REQUIREMENTS:
[a] Below is an article on Captain Ross Dickson, followed by records. Transcribe the article verbatim, starting at "He and Hazel" and ending at "liked him too.".
[b] Condense the paragraph of the article on Captain Ross Dickson that begins "He and Hazel lived" into a short bulleted list that keeps its main facts.

DOCUMENT PASSAGE:
Out of Our Past

The Passenger Boat Association and Captain Ross Dickson, Part III

Wed, 04/03/2019 - 7:00am

This is the last of Jean Chenoweth’s three articles on her 1960 summer job selling tickets for boat trips and her friendship with Captain Ross Dickson who made his living on the ocean. He had a master mariner’s license, unlimited — any tonnage, any ocean. He was a valued pilot for large coastal vessels during World War II and captained tugs, steamers, and passenger boats locally. Barbara Rumsey

Ross Dickson

He and Hazel lived in the house he had built for them on the corner of Howard Street. He was very proud that the materials for that house only cost him $500. It had a lovely living room and dining room with heavily varnished woodwork, a winter kitchen and a summer kitchen, bedrooms and bath upstairs, and a garage/workshop. They had two daughters, Shirley and Carmelita. Hazel decided they were getting old and she didn't want anyone to read the love letters he sent her before they were married, so one day she read them all one last time, tore them into shreds, and stuffed a pillow with the remains. She told me she cried the whole time while doing that but Ross just smiled and said, “I imagine all my old girlfriends cried when they tore up my love letters.” He had been a handsome young man, always liked the girls, and I'm sure a lot of them liked him too.

GIVEN ENTRIES:
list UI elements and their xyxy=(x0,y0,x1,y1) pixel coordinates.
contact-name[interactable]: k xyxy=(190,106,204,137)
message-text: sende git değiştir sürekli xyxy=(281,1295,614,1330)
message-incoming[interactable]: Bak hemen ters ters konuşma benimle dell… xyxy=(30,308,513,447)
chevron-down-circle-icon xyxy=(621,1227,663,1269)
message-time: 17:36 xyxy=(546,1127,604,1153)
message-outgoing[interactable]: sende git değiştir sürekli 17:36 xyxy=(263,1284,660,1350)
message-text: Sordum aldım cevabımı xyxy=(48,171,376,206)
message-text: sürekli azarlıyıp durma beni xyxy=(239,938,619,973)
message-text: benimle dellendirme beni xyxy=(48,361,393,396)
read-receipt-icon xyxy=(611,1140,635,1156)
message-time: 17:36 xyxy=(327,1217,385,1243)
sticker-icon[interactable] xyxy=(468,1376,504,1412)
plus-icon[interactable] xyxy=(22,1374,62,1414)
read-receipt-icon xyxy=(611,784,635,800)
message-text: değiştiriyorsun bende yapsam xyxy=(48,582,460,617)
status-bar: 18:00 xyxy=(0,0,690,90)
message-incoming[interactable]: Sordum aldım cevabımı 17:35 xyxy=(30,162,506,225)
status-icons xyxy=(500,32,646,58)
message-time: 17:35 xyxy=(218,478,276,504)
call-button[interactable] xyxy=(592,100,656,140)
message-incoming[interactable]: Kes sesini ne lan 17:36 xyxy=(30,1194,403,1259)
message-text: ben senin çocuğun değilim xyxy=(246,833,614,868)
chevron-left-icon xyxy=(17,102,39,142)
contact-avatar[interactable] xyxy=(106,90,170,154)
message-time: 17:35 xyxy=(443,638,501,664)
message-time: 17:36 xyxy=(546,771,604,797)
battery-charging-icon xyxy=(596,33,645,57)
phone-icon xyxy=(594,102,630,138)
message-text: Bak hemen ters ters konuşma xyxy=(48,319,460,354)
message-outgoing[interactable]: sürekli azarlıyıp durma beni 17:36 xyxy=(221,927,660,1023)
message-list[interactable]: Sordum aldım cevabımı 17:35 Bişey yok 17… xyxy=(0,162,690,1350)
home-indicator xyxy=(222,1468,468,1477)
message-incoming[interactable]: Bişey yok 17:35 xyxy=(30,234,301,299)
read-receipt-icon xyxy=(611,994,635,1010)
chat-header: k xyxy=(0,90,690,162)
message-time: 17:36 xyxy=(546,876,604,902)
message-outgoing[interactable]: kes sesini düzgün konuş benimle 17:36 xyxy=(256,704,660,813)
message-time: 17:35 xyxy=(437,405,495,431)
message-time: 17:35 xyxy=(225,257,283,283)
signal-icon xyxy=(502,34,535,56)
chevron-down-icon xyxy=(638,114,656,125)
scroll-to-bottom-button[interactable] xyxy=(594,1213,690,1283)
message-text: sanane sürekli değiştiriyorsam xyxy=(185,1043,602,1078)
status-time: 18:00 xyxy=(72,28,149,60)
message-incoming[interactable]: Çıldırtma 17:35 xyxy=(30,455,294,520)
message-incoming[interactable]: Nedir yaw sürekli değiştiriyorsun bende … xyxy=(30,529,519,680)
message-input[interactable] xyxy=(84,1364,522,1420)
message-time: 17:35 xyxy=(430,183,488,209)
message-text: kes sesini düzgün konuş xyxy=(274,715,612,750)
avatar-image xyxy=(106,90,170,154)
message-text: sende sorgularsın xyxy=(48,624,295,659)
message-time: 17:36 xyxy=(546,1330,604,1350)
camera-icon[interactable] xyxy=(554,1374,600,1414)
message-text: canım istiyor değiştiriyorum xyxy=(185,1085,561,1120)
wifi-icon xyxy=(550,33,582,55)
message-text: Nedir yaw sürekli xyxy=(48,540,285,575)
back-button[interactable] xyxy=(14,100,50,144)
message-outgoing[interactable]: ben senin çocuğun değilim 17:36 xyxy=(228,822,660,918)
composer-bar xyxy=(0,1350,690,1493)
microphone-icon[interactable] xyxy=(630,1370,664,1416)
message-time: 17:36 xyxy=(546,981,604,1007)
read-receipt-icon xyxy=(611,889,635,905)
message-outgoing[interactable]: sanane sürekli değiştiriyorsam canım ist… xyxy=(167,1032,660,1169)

TASK-BY-TASK RESULTS:
[a]
He and Hazel lived in the house he had built for them on the corner of Howard Street. He was very proud that the materials for that house only cost him $500. It had a lovely living room and dining room with heavily varnished woodwork, a winter kitchen and a summer kitchen, bedrooms and bath upstairs, and a garage/workshop. They had two daughters, Shirley and Carmelita. Hazel decided they were getting old and she didn't want anyone to read the love letters he sent her before they were married, so one day she read them all one last time, tore them into shreds, and stuffed a pillow with the remains. She told me she cried the whole time while doing that but Ross just smiled and said, “I imagine all my old girlfriends cried when they tore up my love letters.” He had been a handsome young man, always liked the girls, and I'm sure a lot of them liked him too.

[b]
- Ross and Hazel lived in a house he built for them on the corner of Howard Street. He was proud that its materials cost only $500.
- The house had a living room and dining room with heavily varnished woodwork, a winter kitchen and a summer kitchen, bedrooms and a bath upstairs, and a garage/workshop.
- They had two daughters, Shirley and Carmelita.
- Feeling they were getting old, Hazel read his love letters from before their marriage one last time. She tore them into shreds and stuffed a pillow with the remains, crying the whole time.
- Ross smiled and said he imagined all his old girlfriends had cried when they tore up his love letters.
- He had been a handsome young man who liked the girls, and the writer is sure many of them liked him too.